══ Data supplied ══

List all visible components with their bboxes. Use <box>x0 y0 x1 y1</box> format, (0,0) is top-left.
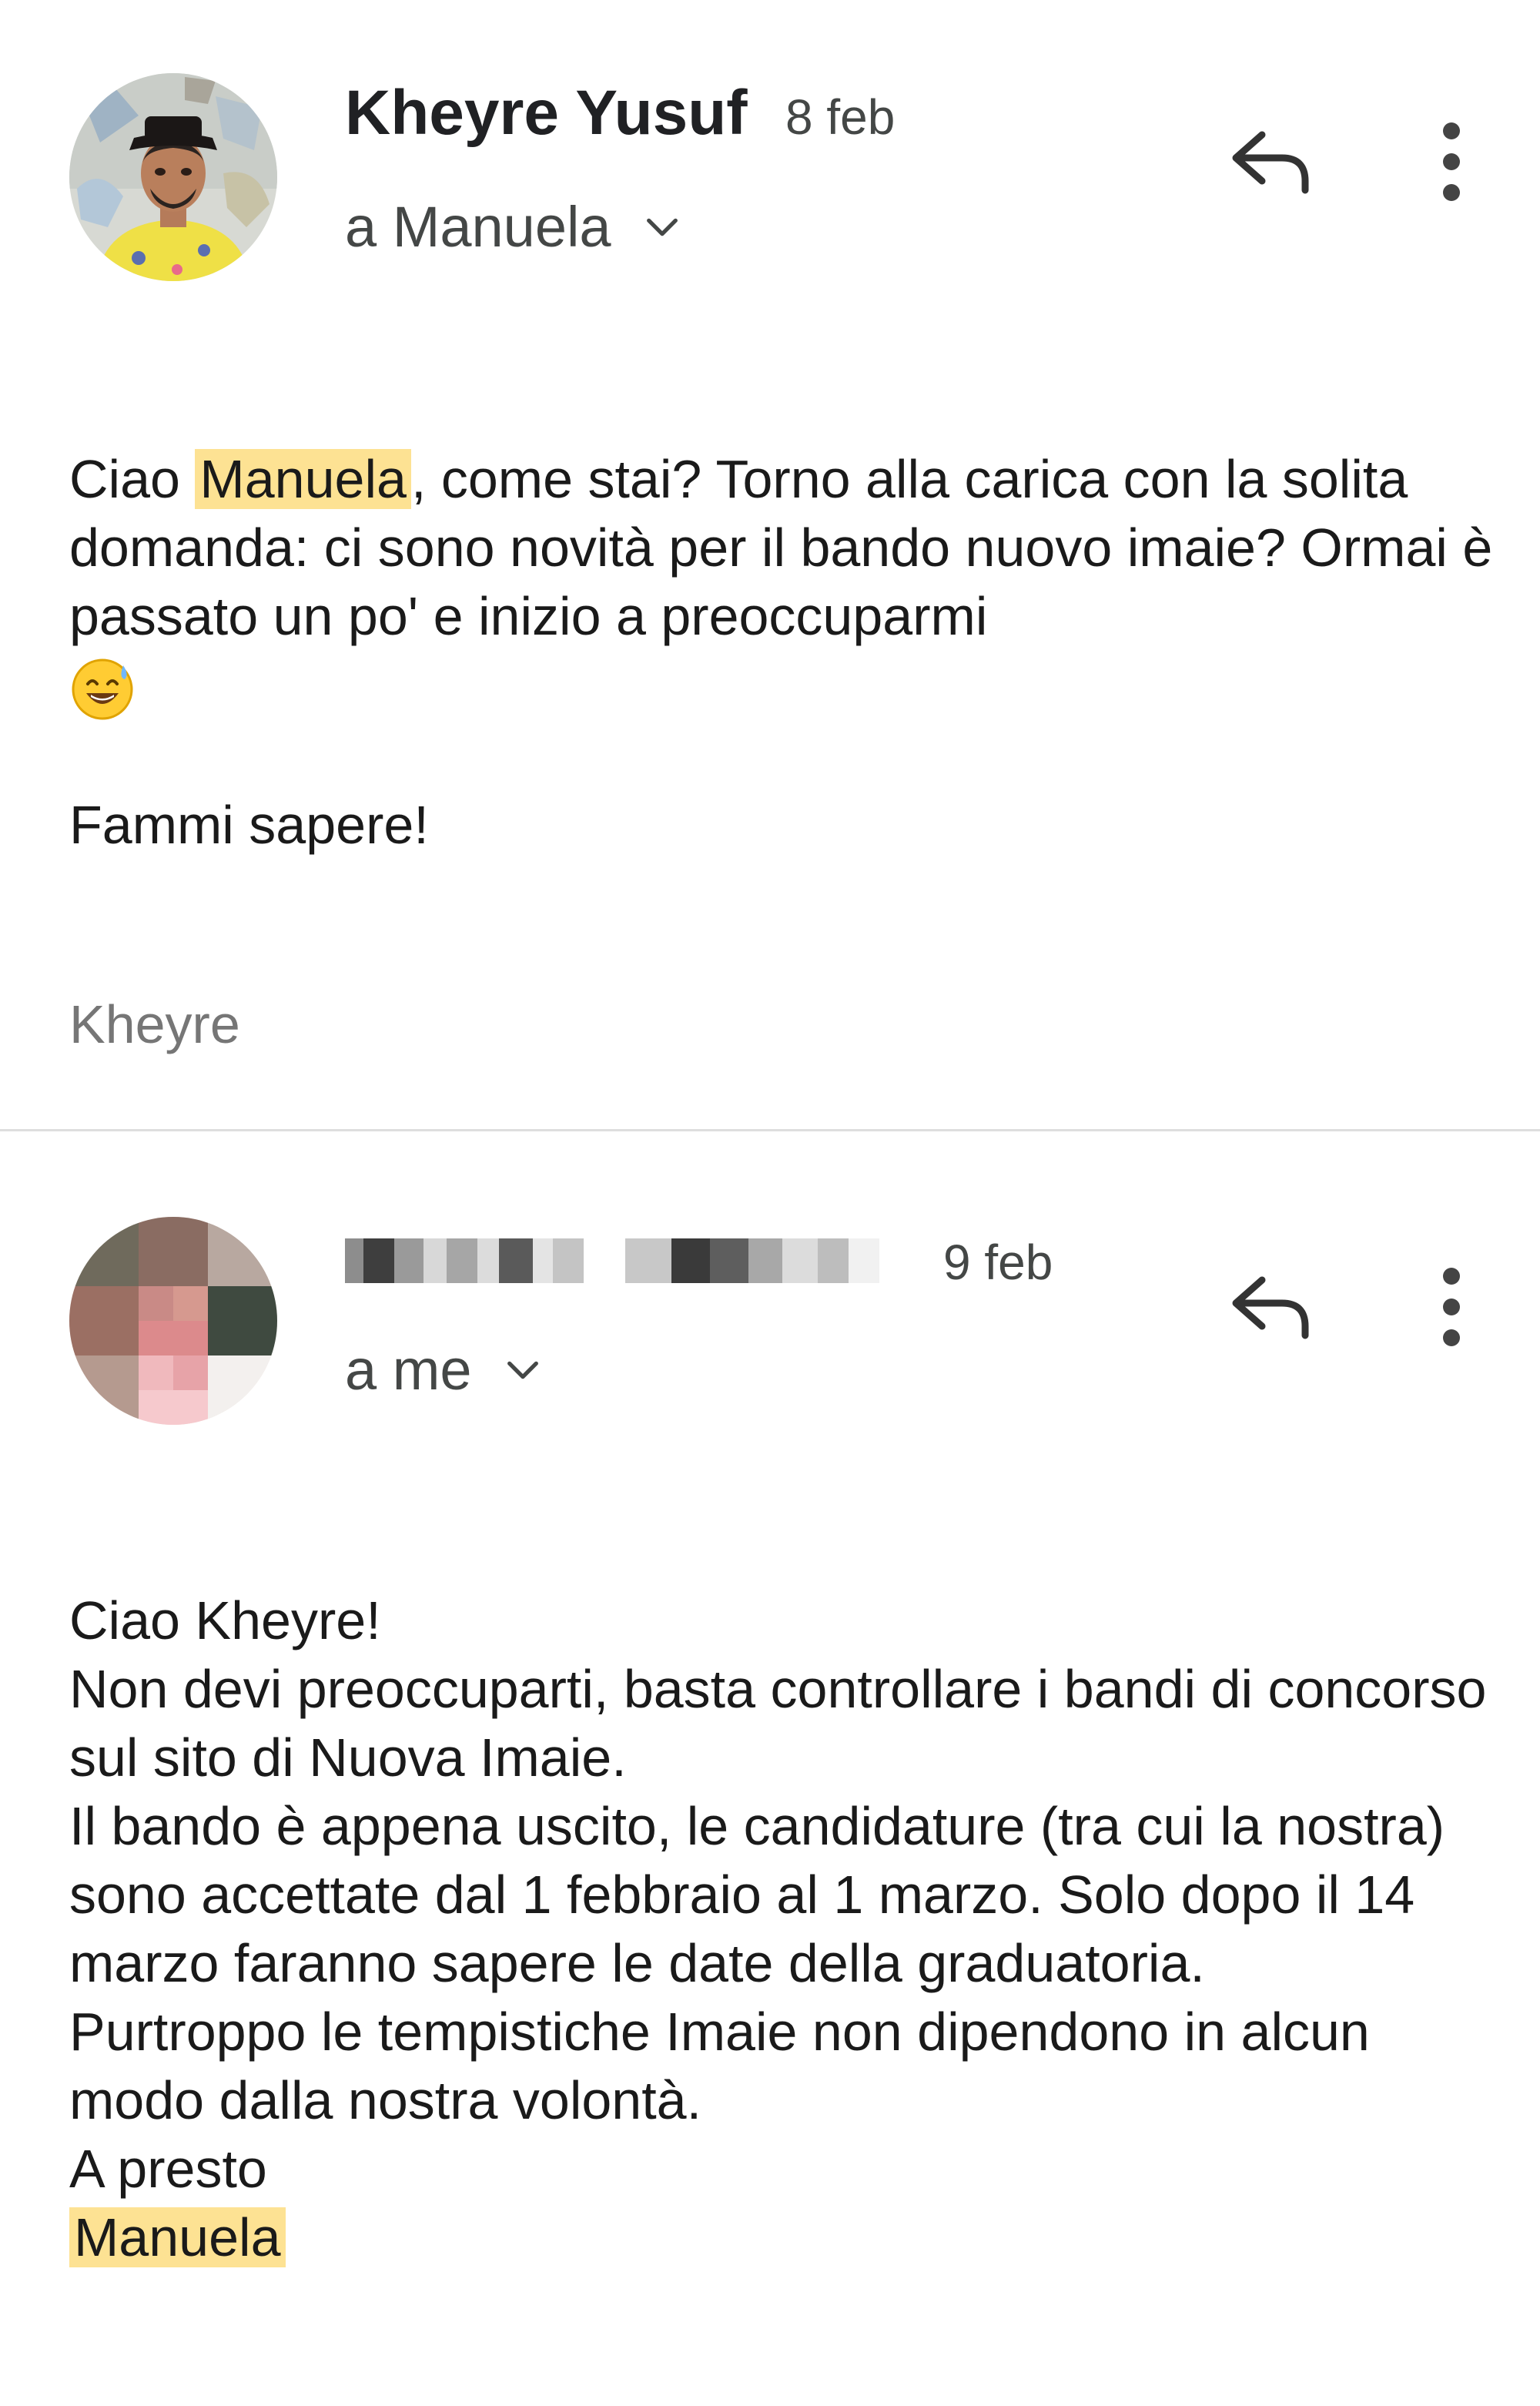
reply-icon <box>1232 1276 1309 1339</box>
message-paragraph: Fammi sapere! <box>69 794 429 855</box>
more-options-button[interactable] <box>1424 119 1478 204</box>
highlighted-name: Manuela <box>69 2207 286 2267</box>
sweat-smile-emoji-icon <box>72 658 133 720</box>
pixelated-avatar-icon <box>69 1217 277 1425</box>
message-date: 9 feb <box>943 1235 1053 1290</box>
message-line: Purtroppo le tempistiche Imaie non dipen… <box>69 2002 1370 2130</box>
message-line: Non devi preoccuparti, basta controllare… <box>69 1659 1487 1788</box>
message-body: Ciao Kheyre! Non devi preoccuparti, bast… <box>69 1587 1494 2272</box>
message-date: 8 feb <box>785 89 896 145</box>
message-paragraph: Ciao Manuela, come stai? Torno alla cari… <box>69 445 1494 722</box>
message-line: Il bando è appena uscito, le candidature… <box>69 1796 1445 1993</box>
recipient-toggle[interactable]: a me <box>345 1337 543 1402</box>
message-body: Ciao Manuela, come stai? Torno alla cari… <box>69 445 1494 860</box>
reply-icon <box>1232 131 1309 194</box>
sender-avatar-blurred[interactable] <box>69 1217 277 1425</box>
more-vert-icon <box>1443 1268 1460 1346</box>
sender-name: Kheyre Yusuf <box>345 78 748 148</box>
recipient-label: a Manuela <box>345 195 611 259</box>
more-vert-icon <box>1443 122 1460 201</box>
highlighted-name: Manuela <box>195 449 411 509</box>
redacted-sender-name <box>345 1238 930 1283</box>
recipient-toggle[interactable]: a Manuela <box>345 194 682 260</box>
reply-button[interactable] <box>1228 127 1313 196</box>
greeting-text: Ciao <box>69 449 196 509</box>
message-divider <box>0 1129 1540 1131</box>
recipient-label: a me <box>345 1338 472 1402</box>
chevron-down-icon <box>646 218 678 236</box>
email-message: 9 feb a me Ciao Kheyre! Non devi preoccu… <box>0 1132 1540 2406</box>
chevron-down-icon <box>507 1361 538 1379</box>
more-options-button[interactable] <box>1424 1265 1478 1349</box>
avatar-photo-icon <box>69 73 277 281</box>
reply-button[interactable] <box>1228 1272 1313 1342</box>
signature-line: Manuela <box>69 2203 1494 2272</box>
sender-avatar[interactable] <box>69 73 277 281</box>
email-message: Kheyre Yusuf 8 feb a Manuela Ciao Manuel… <box>0 0 1540 1129</box>
message-line: A presto <box>69 2139 267 2199</box>
message-line: Ciao Kheyre! <box>69 1590 381 1650</box>
signature: Kheyre <box>69 994 240 1054</box>
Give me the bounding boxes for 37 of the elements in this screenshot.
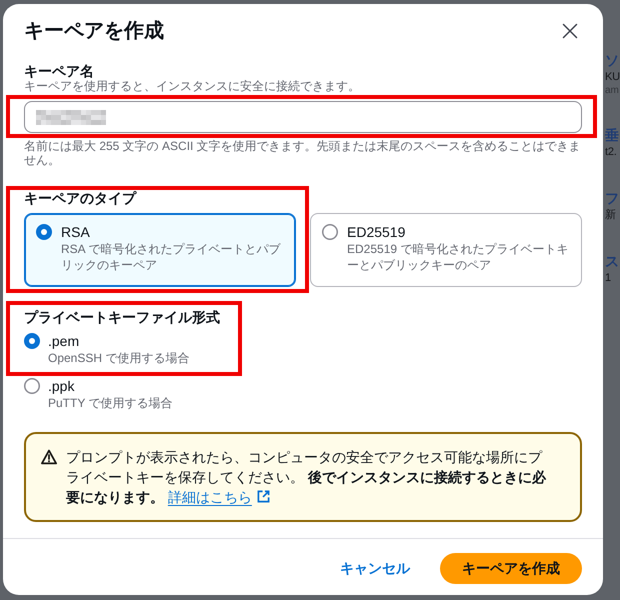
section-heading: キーペアのタイプ: [24, 189, 136, 207]
pixelated-text-drawing: [36, 110, 106, 124]
dimmed-page-text: 新: [605, 208, 616, 223]
text-input-field[interactable]: [24, 101, 582, 133]
radio-icon[interactable]: [24, 333, 40, 349]
dimmed-page-text: 1: [605, 271, 611, 286]
radio-icon[interactable]: [24, 378, 40, 394]
dialog-title: キーペアを作成: [24, 19, 164, 44]
option-description: PuTTY で使用する場合: [48, 395, 172, 411]
dimmed-page-heading: フ: [605, 189, 619, 207]
option-description: ED25519 で暗号化されたプライベートキーとパブリックキーのペア: [347, 241, 570, 273]
section-heading: プライベートキーファイル形式: [24, 308, 220, 326]
option-description: RSA で暗号化されたプライベートとパブリックのキーペア: [61, 241, 282, 273]
option-description: OpenSSH で使用する場合: [48, 350, 190, 366]
field-description: キーペアを使用すると、インスタンスに安全に接続できます。: [24, 79, 360, 93]
learn-more-link[interactable]: 詳細はこちら: [168, 489, 252, 505]
dimmed-page-heading: 垂: [605, 126, 619, 144]
dimmed-page-heading: ス: [605, 252, 619, 270]
field-constraint-text: 名前には最大 255 文字の ASCII 文字を使用できます。先頭または末尾のスペースを含めることはできません。: [24, 139, 582, 167]
option-label[interactable]: .pem: [48, 332, 80, 350]
field-label: キーペア名: [24, 63, 94, 79]
dimmed-page-text: t2.: [605, 145, 617, 160]
warning-icon: [41, 449, 57, 465]
cancel-button[interactable]: キャンセル: [320, 553, 430, 584]
option-tile[interactable]: RSA RSA で暗号化されたプライベートとパブリックのキーペア: [24, 213, 296, 287]
option-label: ED25519: [347, 223, 406, 241]
close-icon[interactable]: [562, 23, 578, 39]
alert-message: プロンプトが表示されたら、コンピュータの安全でアクセス可能な場所にプライベートキーを保存してください。 後でインスタンスに接続するときに必要になります。 詳細はこちら: [66, 448, 548, 507]
option-label[interactable]: .ppk: [48, 377, 74, 395]
radio-icon[interactable]: [322, 224, 338, 240]
radio-icon[interactable]: [36, 224, 52, 240]
dimmed-page-text: KU: [605, 70, 620, 85]
create-key-pair-button[interactable]: キーペアを作成: [440, 553, 582, 584]
external-link-icon[interactable]: [256, 490, 270, 503]
option-label: RSA: [61, 223, 90, 241]
option-tile[interactable]: ED25519 ED25519 で暗号化されたプライベートキーとパブリックキーのペア: [310, 213, 582, 287]
dimmed-page-heading: ソ: [605, 51, 619, 69]
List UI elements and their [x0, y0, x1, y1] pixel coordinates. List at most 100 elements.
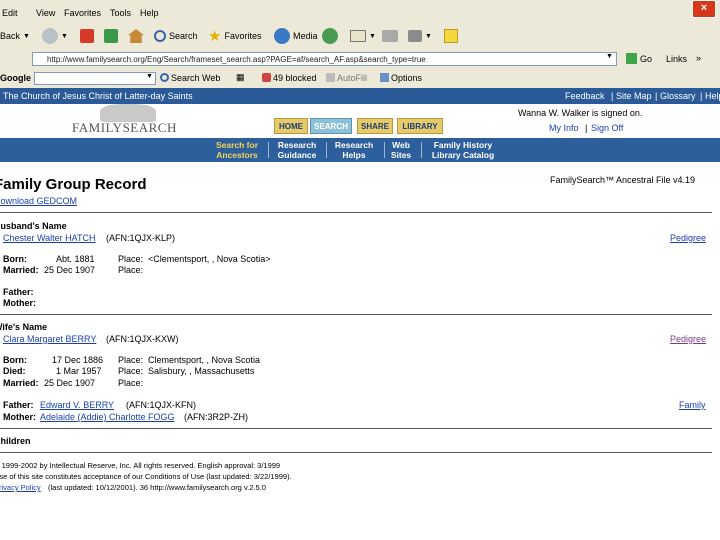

═══

### Work to do
Rename "dimmed-page-text" to "faded-page-text" in the data between the lines holding "section-heading: キーペアのタイプ: [24, 189, 136, 207]" and "section-heading: プライベートキーファイル形式: [24, 308, 220, 326]", inclusive, leaving everything else unchanged. Give back only those lines.

### Output for this exercise
section-heading: キーペアのタイプ: [24, 189, 136, 207]
pixelated-text-drawing: [36, 110, 106, 124]
faded-page-text: 新: [605, 208, 616, 223]
text-input-field[interactable]: [24, 101, 582, 133]
radio-icon[interactable]: [24, 333, 40, 349]
faded-page-text: 1: [605, 271, 611, 286]
radio-icon[interactable]: [24, 378, 40, 394]
dialog-title: キーペアを作成: [24, 19, 164, 44]
option-description: PuTTY で使用する場合: [48, 395, 172, 411]
dimmed-page-heading: フ: [605, 189, 619, 207]
option-description: ED25519 で暗号化されたプライベートキーとパブリックキーのペア: [347, 241, 570, 273]
section-heading: プライベートキーファイル形式: [24, 308, 220, 326]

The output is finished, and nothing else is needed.